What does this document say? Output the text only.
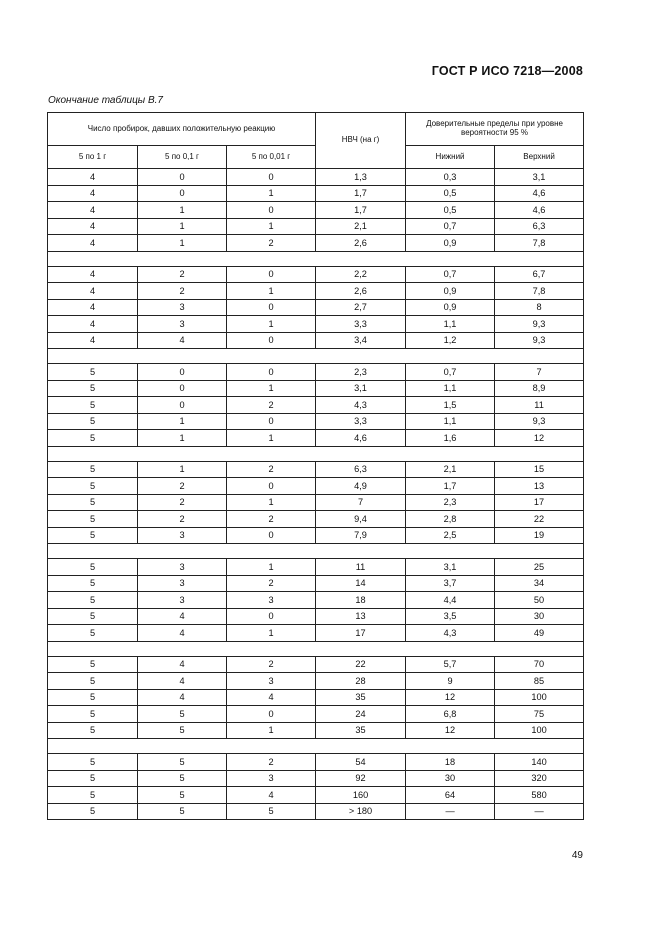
ГОСТ Р ИСО 7218—2008
Окончание таблицы В.7
Число пробирок, давших положительную реакцию			НВЧ (на г)	Доверительные пределы при уровне вероятности 95 %	
5 по 1 г	5 по 0,1 г	5 по 0,01 г		Нижний	Верхний
4	0	0	1,3	0,3	3,1
4	0	1	1,7	0,5	4,6
4	1	0	1,7	0,5	4,6
4	1	1	2,1	0,7	6,3
4	1	2	2,6	0,9	7,8

4	2	0	2,2	0,7	6,7
4	2	1	2,6	0,9	7,8
4	3	0	2,7	0,9	8
4	3	1	3,3	1,1	9,3
4	4	0	3,4	1,2	9,3

5	0	0	2,3	0,7	7
5	0	1	3,1	1,1	8,9
5	0	2	4,3	1,5	11
5	1	0	3,3	1,1	9,3
5	1	1	4,6	1,6	12

5	1	2	6,3	2,1	15
5	2	0	4,9	1,7	13
5	2	1	7	2,3	17
5	2	2	9,4	2,8	22
5	3	0	7,9	2,5	19

5	3	1	11	3,1	25
5	3	2	14	3,7	34
5	3	3	18	4,4	50
5	4	0	13	3,5	30
5	4	1	17	4,3	49

5	4	2	22	5,7	70
5	4	3	28	9	85
5	4	4	35	12	100
5	5	0	24	6,8	75
5	5	1	35	12	100

5	5	2	54	18	140
5	5	3	92	30	320
5	5	4	160	64	580
5	5	5	> 180	—	—
49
============================================================
## [EXERCISE OBJECTIVE]
Pictures in the data above should not be copied; transcribe everything else exactly.

## [OUTPUT FOR THIS EXERCISE]
What does this document say? Output the text only.
ГОСТ Р ИСО 7218—2008
Окончание таблицы В.7
Число пробирок, давших положительную реакцию			НВЧ (на г)	Доверительные пределы при уровне вероятности 95 %	
5 по 1 г	5 по 0,1 г	5 по 0,01 г		Нижний	Верхний
4	0	0	1,3	0,3	3,1
4	0	1	1,7	0,5	4,6
4	1	0	1,7	0,5	4,6
4	1	1	2,1	0,7	6,3
4	1	2	2,6	0,9	7,8

4	2	0	2,2	0,7	6,7
4	2	1	2,6	0,9	7,8
4	3	0	2,7	0,9	8
4	3	1	3,3	1,1	9,3
4	4	0	3,4	1,2	9,3

5	0	0	2,3	0,7	7
5	0	1	3,1	1,1	8,9
5	0	2	4,3	1,5	11
5	1	0	3,3	1,1	9,3
5	1	1	4,6	1,6	12

5	1	2	6,3	2,1	15
5	2	0	4,9	1,7	13
5	2	1	7	2,3	17
5	2	2	9,4	2,8	22
5	3	0	7,9	2,5	19

5	3	1	11	3,1	25
5	3	2	14	3,7	34
5	3	3	18	4,4	50
5	4	0	13	3,5	30
5	4	1	17	4,3	49

5	4	2	22	5,7	70
5	4	3	28	9	85
5	4	4	35	12	100
5	5	0	24	6,8	75
5	5	1	35	12	100

5	5	2	54	18	140
5	5	3	92	30	320
5	5	4	160	64	580
5	5	5	> 180	—	—
49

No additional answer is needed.